Records for the task:

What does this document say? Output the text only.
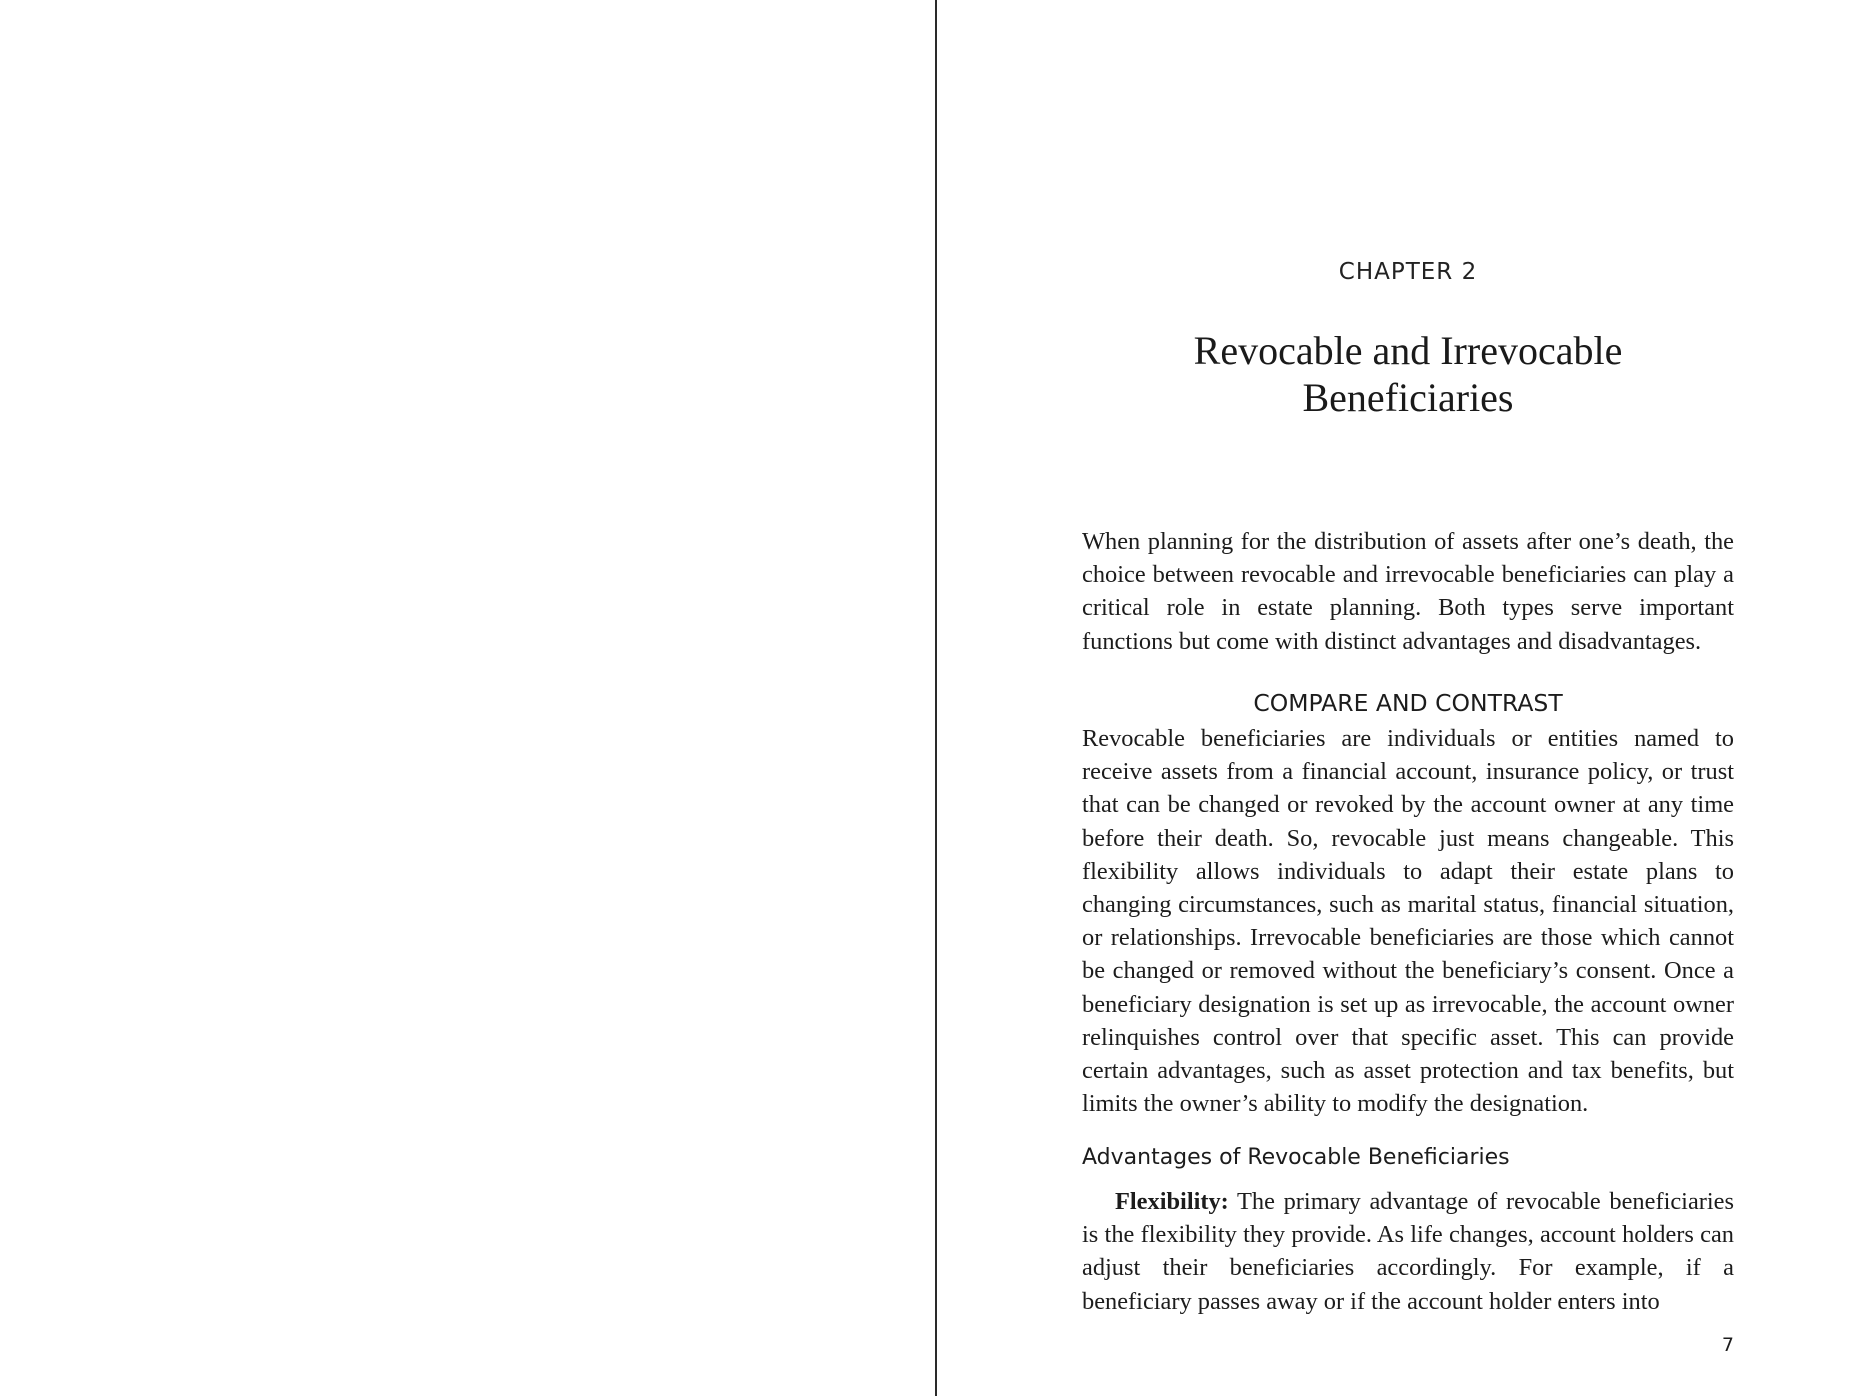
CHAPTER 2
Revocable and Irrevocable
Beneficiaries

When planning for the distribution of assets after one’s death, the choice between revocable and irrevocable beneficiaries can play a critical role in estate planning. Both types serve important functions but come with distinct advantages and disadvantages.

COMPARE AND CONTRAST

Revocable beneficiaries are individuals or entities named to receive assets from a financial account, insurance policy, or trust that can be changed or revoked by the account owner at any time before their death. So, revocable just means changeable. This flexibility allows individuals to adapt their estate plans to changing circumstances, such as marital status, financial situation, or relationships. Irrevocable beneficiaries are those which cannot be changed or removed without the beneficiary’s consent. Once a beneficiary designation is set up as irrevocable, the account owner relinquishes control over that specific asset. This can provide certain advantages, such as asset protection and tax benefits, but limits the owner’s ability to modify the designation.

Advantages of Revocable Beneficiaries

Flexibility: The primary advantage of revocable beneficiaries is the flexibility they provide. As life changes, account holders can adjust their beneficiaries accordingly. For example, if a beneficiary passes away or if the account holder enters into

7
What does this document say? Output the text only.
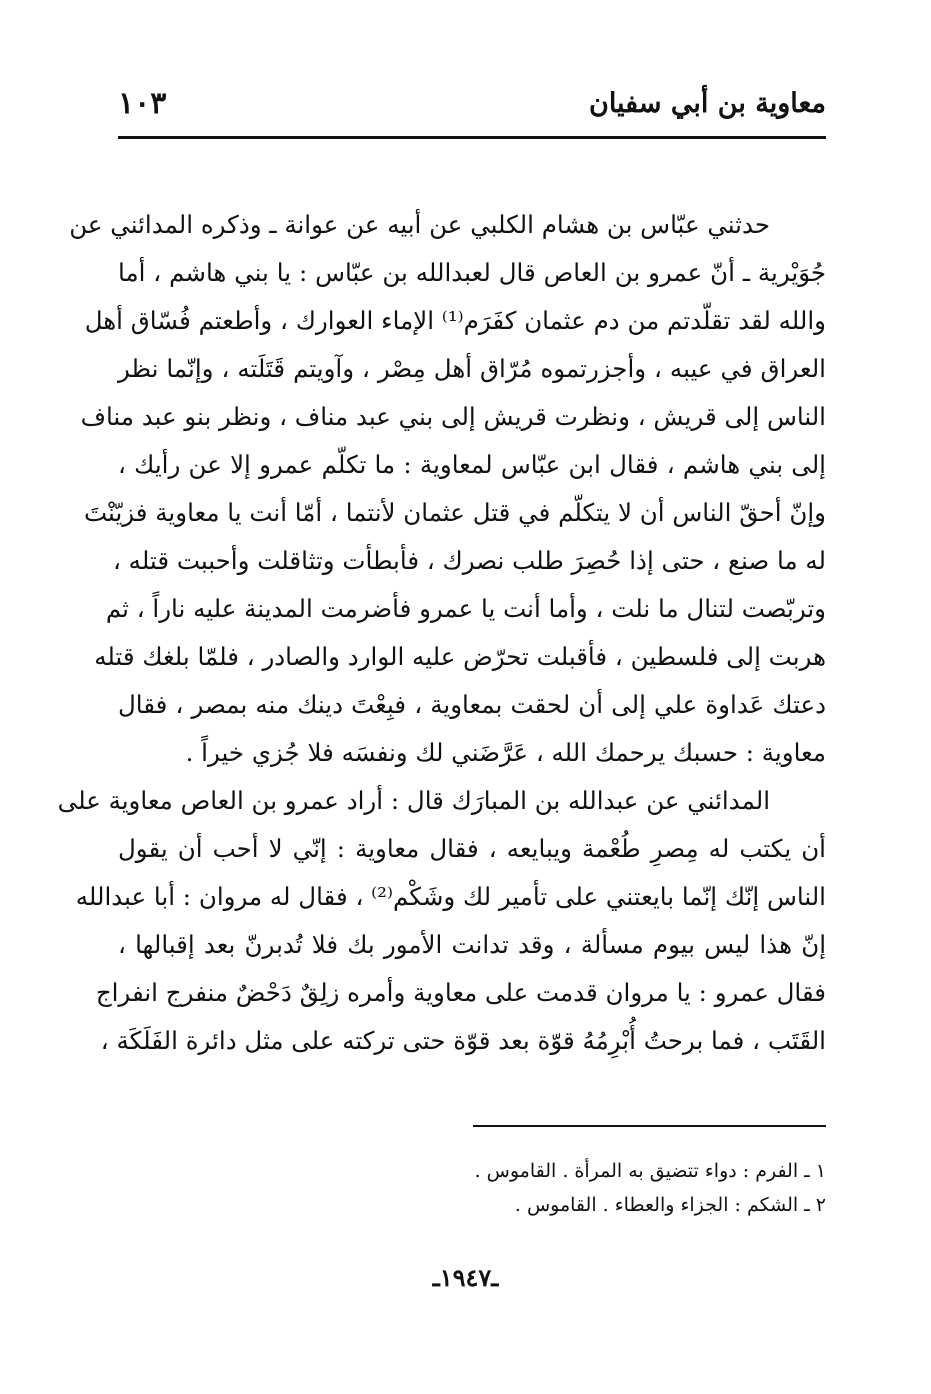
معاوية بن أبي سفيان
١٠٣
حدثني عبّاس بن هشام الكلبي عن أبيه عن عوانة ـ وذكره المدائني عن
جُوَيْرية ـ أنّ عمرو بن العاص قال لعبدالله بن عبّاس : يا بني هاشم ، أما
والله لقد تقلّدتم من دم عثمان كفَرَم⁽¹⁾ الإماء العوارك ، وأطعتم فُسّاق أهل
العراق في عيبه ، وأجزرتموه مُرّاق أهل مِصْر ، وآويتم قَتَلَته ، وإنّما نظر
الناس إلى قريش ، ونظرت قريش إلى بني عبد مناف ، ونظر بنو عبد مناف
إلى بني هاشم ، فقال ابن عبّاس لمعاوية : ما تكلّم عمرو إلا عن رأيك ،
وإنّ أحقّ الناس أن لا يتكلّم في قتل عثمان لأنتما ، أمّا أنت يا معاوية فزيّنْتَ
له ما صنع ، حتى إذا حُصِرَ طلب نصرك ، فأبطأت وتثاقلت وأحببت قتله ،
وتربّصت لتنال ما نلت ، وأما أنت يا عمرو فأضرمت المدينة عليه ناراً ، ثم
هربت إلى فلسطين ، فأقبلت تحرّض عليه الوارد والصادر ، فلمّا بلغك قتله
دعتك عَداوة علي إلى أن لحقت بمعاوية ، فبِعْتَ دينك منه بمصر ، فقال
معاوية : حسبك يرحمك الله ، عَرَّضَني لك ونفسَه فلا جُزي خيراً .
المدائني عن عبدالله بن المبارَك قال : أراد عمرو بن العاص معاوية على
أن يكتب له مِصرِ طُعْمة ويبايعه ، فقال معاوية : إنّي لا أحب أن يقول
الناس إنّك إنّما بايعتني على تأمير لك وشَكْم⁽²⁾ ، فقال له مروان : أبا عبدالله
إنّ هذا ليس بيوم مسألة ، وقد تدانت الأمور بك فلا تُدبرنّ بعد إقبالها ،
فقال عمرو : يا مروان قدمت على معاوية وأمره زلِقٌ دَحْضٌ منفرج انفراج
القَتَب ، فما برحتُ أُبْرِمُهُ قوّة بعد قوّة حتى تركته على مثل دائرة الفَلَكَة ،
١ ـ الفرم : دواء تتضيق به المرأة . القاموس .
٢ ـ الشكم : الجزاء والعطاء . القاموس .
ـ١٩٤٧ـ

--

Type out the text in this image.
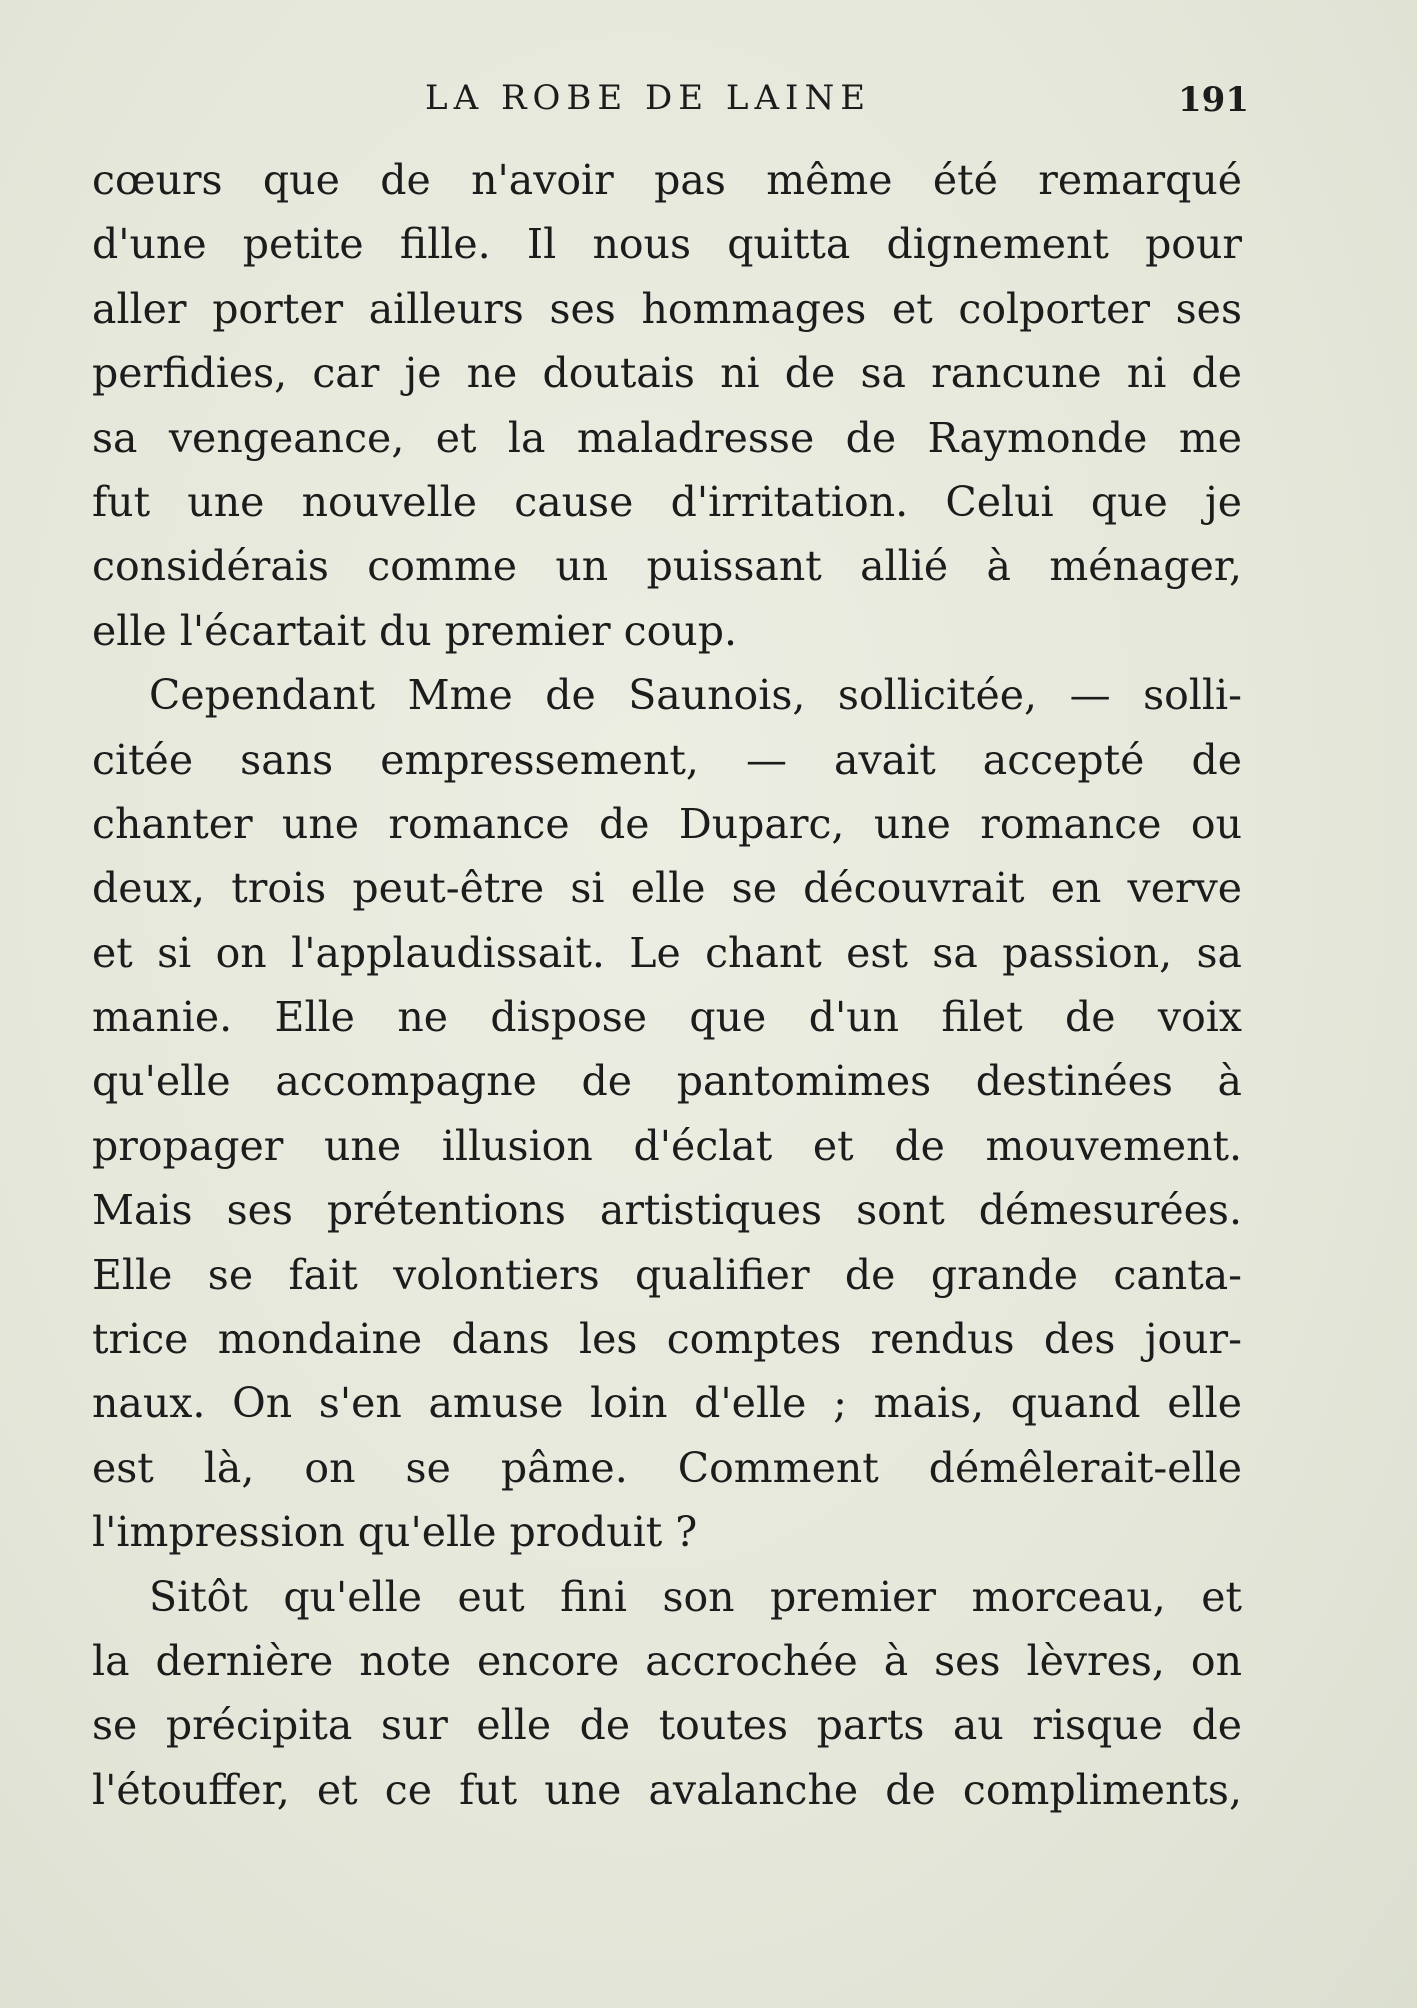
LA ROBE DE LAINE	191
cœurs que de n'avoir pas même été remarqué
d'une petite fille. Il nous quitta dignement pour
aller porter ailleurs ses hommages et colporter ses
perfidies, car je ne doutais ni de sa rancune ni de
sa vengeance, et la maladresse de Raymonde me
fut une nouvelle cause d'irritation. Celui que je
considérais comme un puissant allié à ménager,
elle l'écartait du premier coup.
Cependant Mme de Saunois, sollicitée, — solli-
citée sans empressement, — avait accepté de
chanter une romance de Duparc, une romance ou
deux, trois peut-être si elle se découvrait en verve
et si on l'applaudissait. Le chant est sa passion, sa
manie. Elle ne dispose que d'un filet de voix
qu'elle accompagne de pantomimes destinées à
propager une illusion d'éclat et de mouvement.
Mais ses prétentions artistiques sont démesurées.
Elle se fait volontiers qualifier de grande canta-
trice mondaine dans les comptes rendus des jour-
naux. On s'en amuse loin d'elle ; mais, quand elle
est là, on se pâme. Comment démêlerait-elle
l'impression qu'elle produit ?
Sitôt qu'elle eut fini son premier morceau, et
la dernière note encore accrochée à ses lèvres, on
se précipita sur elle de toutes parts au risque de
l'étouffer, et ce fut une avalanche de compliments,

...

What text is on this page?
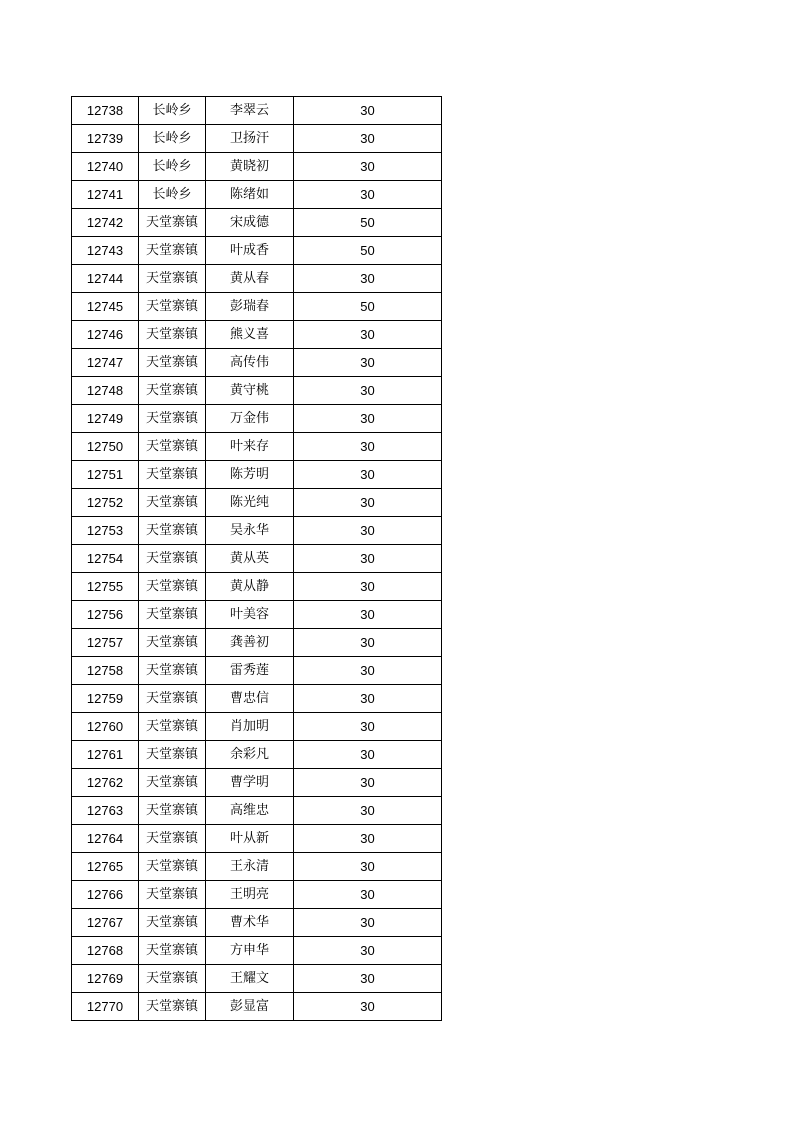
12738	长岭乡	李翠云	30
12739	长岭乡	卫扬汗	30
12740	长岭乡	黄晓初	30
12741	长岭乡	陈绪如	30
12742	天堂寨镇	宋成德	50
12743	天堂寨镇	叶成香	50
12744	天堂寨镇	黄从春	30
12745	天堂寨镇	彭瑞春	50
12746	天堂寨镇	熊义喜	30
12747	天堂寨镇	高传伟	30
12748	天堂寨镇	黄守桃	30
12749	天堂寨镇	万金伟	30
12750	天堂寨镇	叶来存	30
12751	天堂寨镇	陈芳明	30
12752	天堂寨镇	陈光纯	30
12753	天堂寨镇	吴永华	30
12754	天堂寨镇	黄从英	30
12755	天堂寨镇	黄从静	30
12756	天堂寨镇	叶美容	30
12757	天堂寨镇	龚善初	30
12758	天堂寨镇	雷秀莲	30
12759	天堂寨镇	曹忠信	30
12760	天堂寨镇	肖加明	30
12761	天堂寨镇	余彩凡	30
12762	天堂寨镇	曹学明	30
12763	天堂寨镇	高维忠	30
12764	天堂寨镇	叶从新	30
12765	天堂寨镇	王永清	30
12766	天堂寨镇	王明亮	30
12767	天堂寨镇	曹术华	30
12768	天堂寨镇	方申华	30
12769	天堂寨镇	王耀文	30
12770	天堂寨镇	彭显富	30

Exercise aim:
Scan the lines above for "عمرو", then copy every one that has it.

Exercise answer:
جُوَيْرية ـ أنّ عمرو بن العاص قال لعبدالله بن عبّاس : يا بني هاشم ، أما
إلى بني هاشم ، فقال ابن عبّاس لمعاوية : ما تكلّم عمرو إلا عن رأيك ،
وتربّصت لتنال ما نلت ، وأما أنت يا عمرو فأضرمت المدينة عليه ناراً ، ثم
المدائني عن عبدالله بن المبارَك قال : أراد عمرو بن العاص معاوية على
فقال عمرو : يا مروان قدمت على معاوية وأمره زلِقٌ دَحْضٌ منفرج انفراج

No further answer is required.